──────── Given records

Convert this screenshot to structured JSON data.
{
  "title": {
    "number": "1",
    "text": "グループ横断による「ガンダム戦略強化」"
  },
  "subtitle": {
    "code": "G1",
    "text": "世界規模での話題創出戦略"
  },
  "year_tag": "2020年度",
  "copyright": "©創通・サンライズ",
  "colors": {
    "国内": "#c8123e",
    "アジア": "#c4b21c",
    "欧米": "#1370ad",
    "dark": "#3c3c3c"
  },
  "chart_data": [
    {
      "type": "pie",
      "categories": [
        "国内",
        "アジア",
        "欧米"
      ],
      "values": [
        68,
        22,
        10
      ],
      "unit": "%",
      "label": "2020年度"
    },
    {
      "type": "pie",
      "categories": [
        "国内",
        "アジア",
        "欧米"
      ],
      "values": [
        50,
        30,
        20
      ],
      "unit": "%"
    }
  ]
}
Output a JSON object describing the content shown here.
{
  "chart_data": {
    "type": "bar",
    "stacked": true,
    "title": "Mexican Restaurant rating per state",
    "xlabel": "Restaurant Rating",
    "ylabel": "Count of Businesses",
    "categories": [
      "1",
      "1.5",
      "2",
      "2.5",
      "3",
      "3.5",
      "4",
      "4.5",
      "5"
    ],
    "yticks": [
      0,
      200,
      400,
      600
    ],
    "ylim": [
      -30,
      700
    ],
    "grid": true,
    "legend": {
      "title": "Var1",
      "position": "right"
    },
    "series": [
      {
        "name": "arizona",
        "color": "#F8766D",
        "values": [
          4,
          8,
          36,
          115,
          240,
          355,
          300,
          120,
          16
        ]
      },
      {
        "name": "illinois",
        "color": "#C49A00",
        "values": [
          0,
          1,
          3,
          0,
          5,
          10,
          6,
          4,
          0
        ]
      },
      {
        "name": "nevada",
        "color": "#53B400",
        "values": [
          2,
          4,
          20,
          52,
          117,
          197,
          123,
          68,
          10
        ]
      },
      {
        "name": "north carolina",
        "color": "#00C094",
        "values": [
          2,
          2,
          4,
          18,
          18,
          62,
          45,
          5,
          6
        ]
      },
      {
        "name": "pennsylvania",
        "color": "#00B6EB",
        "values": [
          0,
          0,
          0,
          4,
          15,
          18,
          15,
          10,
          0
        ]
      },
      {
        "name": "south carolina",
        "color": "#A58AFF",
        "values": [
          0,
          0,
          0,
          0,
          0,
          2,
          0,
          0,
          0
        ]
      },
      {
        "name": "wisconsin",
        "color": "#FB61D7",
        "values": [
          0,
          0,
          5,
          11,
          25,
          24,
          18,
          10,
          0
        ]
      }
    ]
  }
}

────────────────

- **Work instructions**
Transcribe the material above in its entirety. Match it exactly.

- **Exercise solution**
Convert this screenshot to structured JSON data.
{
  "title": {
    "number": "1",
    "text": "グループ横断による「ガンダム戦略強化」"
  },
  "subtitle": {
    "code": "G1",
    "text": "世界規模での話題創出戦略"
  },
  "year_tag": "2020年度",
  "copyright": "©創通・サンライズ",
  "colors": {
    "国内": "#c8123e",
    "アジア": "#c4b21c",
    "欧米": "#1370ad",
    "dark": "#3c3c3c"
  },
  "chart_data": [
    {
      "type": "pie",
      "categories": [
        "国内",
        "アジア",
        "欧米"
      ],
      "values": [
        68,
        22,
        10
      ],
      "unit": "%",
      "label": "2020年度"
    },
    {
      "type": "pie",
      "categories": [
        "国内",
        "アジア",
        "欧米"
      ],
      "values": [
        50,
        30,
        20
      ],
      "unit": "%"
    }
  ]
}
Output a JSON object describing the content shown here.
{
  "chart_data": {
    "type": "bar",
    "stacked": true,
    "title": "Mexican Restaurant rating per state",
    "xlabel": "Restaurant Rating",
    "ylabel": "Count of Businesses",
    "categories": [
      "1",
      "1.5",
      "2",
      "2.5",
      "3",
      "3.5",
      "4",
      "4.5",
      "5"
    ],
    "yticks": [
      0,
      200,
      400,
      600
    ],
    "ylim": [
      -30,
      700
    ],
    "grid": true,
    "legend": {
      "title": "Var1",
      "position": "right"
    },
    "series": [
      {
        "name": "arizona",
        "color": "#F8766D",
        "values": [
          4,
          8,
          36,
          115,
          240,
          355,
          300,
          120,
          16
        ]
      },
      {
        "name": "illinois",
        "color": "#C49A00",
        "values": [
          0,
          1,
          3,
          0,
          5,
          10,
          6,
          4,
          0
        ]
      },
      {
        "name": "nevada",
        "color": "#53B400",
        "values": [
          2,
          4,
          20,
          52,
          117,
          197,
          123,
          68,
          10
        ]
      },
      {
        "name": "north carolina",
        "color": "#00C094",
        "values": [
          2,
          2,
          4,
          18,
          18,
          62,
          45,
          5,
          6
        ]
      },
      {
        "name": "pennsylvania",
        "color": "#00B6EB",
        "values": [
          0,
          0,
          0,
          4,
          15,
          18,
          15,
          10,
          0
        ]
      },
      {
        "name": "south carolina",
        "color": "#A58AFF",
        "values": [
          0,
          0,
          0,
          0,
          0,
          2,
          0,
          0,
          0
        ]
      },
      {
        "name": "wisconsin",
        "color": "#FB61D7",
        "values": [
          0,
          0,
          5,
          11,
          25,
          24,
          18,
          10,
          0
        ]
      }
    ]
  }
}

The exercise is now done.